Can you restate the records below word for word?
══════
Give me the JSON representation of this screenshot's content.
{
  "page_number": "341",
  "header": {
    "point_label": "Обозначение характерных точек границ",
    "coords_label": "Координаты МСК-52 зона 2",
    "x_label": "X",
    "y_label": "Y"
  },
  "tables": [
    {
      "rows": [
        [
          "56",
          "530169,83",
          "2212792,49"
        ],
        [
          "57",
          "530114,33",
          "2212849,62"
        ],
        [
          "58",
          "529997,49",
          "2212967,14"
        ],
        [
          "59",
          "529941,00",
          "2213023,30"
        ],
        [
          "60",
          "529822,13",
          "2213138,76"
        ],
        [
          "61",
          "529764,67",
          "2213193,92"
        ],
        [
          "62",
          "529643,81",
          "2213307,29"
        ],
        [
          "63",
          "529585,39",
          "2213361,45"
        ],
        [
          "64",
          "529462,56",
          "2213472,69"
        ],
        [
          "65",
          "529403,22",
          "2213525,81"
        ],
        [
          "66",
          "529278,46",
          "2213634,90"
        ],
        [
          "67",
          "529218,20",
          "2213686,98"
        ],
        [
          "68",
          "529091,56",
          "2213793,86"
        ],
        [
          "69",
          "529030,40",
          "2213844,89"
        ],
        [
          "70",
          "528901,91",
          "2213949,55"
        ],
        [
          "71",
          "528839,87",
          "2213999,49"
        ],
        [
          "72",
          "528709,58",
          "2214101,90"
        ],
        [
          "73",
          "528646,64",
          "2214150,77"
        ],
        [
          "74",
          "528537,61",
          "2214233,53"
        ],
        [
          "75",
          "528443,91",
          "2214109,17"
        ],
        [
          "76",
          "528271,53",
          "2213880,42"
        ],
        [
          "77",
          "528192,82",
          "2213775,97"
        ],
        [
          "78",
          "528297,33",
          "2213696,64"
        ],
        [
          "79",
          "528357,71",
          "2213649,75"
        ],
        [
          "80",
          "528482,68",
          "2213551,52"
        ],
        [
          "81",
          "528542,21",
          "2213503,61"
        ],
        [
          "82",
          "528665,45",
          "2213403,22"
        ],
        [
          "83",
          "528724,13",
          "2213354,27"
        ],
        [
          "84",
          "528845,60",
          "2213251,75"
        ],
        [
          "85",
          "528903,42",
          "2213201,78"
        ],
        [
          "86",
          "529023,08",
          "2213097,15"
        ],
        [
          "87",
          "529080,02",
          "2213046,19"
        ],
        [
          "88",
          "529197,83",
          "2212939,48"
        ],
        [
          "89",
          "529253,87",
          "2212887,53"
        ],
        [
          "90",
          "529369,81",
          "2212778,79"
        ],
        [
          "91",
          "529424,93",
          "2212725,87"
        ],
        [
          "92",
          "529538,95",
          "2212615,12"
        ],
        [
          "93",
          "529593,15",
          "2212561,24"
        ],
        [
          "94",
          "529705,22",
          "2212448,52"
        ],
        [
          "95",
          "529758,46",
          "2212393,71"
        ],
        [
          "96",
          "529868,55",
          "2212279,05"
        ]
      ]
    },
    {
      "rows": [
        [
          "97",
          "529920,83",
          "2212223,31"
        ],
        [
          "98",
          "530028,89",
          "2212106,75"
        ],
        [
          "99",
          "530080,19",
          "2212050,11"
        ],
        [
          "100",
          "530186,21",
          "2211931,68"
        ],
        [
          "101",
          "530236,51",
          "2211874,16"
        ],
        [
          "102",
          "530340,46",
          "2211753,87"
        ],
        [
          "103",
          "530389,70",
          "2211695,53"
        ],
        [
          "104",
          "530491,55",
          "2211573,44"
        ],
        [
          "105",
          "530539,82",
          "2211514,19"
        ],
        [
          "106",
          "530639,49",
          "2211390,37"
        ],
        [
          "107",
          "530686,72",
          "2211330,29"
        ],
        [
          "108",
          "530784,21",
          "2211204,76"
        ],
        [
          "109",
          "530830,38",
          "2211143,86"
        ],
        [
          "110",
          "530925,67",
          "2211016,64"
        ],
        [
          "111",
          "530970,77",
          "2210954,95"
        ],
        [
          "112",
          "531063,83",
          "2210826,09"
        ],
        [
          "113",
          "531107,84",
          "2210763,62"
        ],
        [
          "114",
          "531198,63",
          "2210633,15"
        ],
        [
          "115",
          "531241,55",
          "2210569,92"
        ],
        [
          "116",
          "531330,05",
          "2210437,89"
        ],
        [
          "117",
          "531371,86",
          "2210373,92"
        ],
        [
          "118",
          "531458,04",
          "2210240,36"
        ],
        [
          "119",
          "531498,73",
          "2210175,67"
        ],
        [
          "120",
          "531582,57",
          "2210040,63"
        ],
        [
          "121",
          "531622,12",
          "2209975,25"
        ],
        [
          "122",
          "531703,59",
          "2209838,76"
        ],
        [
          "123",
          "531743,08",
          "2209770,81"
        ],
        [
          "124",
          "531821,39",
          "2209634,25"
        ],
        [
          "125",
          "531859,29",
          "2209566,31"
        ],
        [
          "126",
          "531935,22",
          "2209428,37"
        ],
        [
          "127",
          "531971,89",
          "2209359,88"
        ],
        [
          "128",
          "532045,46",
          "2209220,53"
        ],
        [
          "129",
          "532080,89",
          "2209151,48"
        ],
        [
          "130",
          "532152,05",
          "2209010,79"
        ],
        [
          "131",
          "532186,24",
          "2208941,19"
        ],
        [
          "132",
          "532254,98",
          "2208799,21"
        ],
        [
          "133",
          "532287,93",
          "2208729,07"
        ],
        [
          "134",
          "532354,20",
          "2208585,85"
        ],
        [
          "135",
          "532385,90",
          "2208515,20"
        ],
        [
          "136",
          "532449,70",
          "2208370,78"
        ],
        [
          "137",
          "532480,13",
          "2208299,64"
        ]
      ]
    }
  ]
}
══════
Result of this task -
Give me the JSON representation of this screenshot's content.
{
  "page_number": "341",
  "header": {
    "point_label": "Обозначение характерных точек границ",
    "coords_label": "Координаты МСК-52 зона 2",
    "x_label": "X",
    "y_label": "Y"
  },
  "tables": [
    {
      "rows": [
        [
          "56",
          "530169,83",
          "2212792,49"
        ],
        [
          "57",
          "530114,33",
          "2212849,62"
        ],
        [
          "58",
          "529997,49",
          "2212967,14"
        ],
        [
          "59",
          "529941,00",
          "2213023,30"
        ],
        [
          "60",
          "529822,13",
          "2213138,76"
        ],
        [
          "61",
          "529764,67",
          "2213193,92"
        ],
        [
          "62",
          "529643,81",
          "2213307,29"
        ],
        [
          "63",
          "529585,39",
          "2213361,45"
        ],
        [
          "64",
          "529462,56",
          "2213472,69"
        ],
        [
          "65",
          "529403,22",
          "2213525,81"
        ],
        [
          "66",
          "529278,46",
          "2213634,90"
        ],
        [
          "67",
          "529218,20",
          "2213686,98"
        ],
        [
          "68",
          "529091,56",
          "2213793,86"
        ],
        [
          "69",
          "529030,40",
          "2213844,89"
        ],
        [
          "70",
          "528901,91",
          "2213949,55"
        ],
        [
          "71",
          "528839,87",
          "2213999,49"
        ],
        [
          "72",
          "528709,58",
          "2214101,90"
        ],
        [
          "73",
          "528646,64",
          "2214150,77"
        ],
        [
          "74",
          "528537,61",
          "2214233,53"
        ],
        [
          "75",
          "528443,91",
          "2214109,17"
        ],
        [
          "76",
          "528271,53",
          "2213880,42"
        ],
        [
          "77",
          "528192,82",
          "2213775,97"
        ],
        [
          "78",
          "528297,33",
          "2213696,64"
        ],
        [
          "79",
          "528357,71",
          "2213649,75"
        ],
        [
          "80",
          "528482,68",
          "2213551,52"
        ],
        [
          "81",
          "528542,21",
          "2213503,61"
        ],
        [
          "82",
          "528665,45",
          "2213403,22"
        ],
        [
          "83",
          "528724,13",
          "2213354,27"
        ],
        [
          "84",
          "528845,60",
          "2213251,75"
        ],
        [
          "85",
          "528903,42",
          "2213201,78"
        ],
        [
          "86",
          "529023,08",
          "2213097,15"
        ],
        [
          "87",
          "529080,02",
          "2213046,19"
        ],
        [
          "88",
          "529197,83",
          "2212939,48"
        ],
        [
          "89",
          "529253,87",
          "2212887,53"
        ],
        [
          "90",
          "529369,81",
          "2212778,79"
        ],
        [
          "91",
          "529424,93",
          "2212725,87"
        ],
        [
          "92",
          "529538,95",
          "2212615,12"
        ],
        [
          "93",
          "529593,15",
          "2212561,24"
        ],
        [
          "94",
          "529705,22",
          "2212448,52"
        ],
        [
          "95",
          "529758,46",
          "2212393,71"
        ],
        [
          "96",
          "529868,55",
          "2212279,05"
        ]
      ]
    },
    {
      "rows": [
        [
          "97",
          "529920,83",
          "2212223,31"
        ],
        [
          "98",
          "530028,89",
          "2212106,75"
        ],
        [
          "99",
          "530080,19",
          "2212050,11"
        ],
        [
          "100",
          "530186,21",
          "2211931,68"
        ],
        [
          "101",
          "530236,51",
          "2211874,16"
        ],
        [
          "102",
          "530340,46",
          "2211753,87"
        ],
        [
          "103",
          "530389,70",
          "2211695,53"
        ],
        [
          "104",
          "530491,55",
          "2211573,44"
        ],
        [
          "105",
          "530539,82",
          "2211514,19"
        ],
        [
          "106",
          "530639,49",
          "2211390,37"
        ],
        [
          "107",
          "530686,72",
          "2211330,29"
        ],
        [
          "108",
          "530784,21",
          "2211204,76"
        ],
        [
          "109",
          "530830,38",
          "2211143,86"
        ],
        [
          "110",
          "530925,67",
          "2211016,64"
        ],
        [
          "111",
          "530970,77",
          "2210954,95"
        ],
        [
          "112",
          "531063,83",
          "2210826,09"
        ],
        [
          "113",
          "531107,84",
          "2210763,62"
        ],
        [
          "114",
          "531198,63",
          "2210633,15"
        ],
        [
          "115",
          "531241,55",
          "2210569,92"
        ],
        [
          "116",
          "531330,05",
          "2210437,89"
        ],
        [
          "117",
          "531371,86",
          "2210373,92"
        ],
        [
          "118",
          "531458,04",
          "2210240,36"
        ],
        [
          "119",
          "531498,73",
          "2210175,67"
        ],
        [
          "120",
          "531582,57",
          "2210040,63"
        ],
        [
          "121",
          "531622,12",
          "2209975,25"
        ],
        [
          "122",
          "531703,59",
          "2209838,76"
        ],
        [
          "123",
          "531743,08",
          "2209770,81"
        ],
        [
          "124",
          "531821,39",
          "2209634,25"
        ],
        [
          "125",
          "531859,29",
          "2209566,31"
        ],
        [
          "126",
          "531935,22",
          "2209428,37"
        ],
        [
          "127",
          "531971,89",
          "2209359,88"
        ],
        [
          "128",
          "532045,46",
          "2209220,53"
        ],
        [
          "129",
          "532080,89",
          "2209151,48"
        ],
        [
          "130",
          "532152,05",
          "2209010,79"
        ],
        [
          "131",
          "532186,24",
          "2208941,19"
        ],
        [
          "132",
          "532254,98",
          "2208799,21"
        ],
        [
          "133",
          "532287,93",
          "2208729,07"
        ],
        [
          "134",
          "532354,20",
          "2208585,85"
        ],
        [
          "135",
          "532385,90",
          "2208515,20"
        ],
        [
          "136",
          "532449,70",
          "2208370,78"
        ],
        [
          "137",
          "532480,13",
          "2208299,64"
        ]
      ]
    }
  ]
}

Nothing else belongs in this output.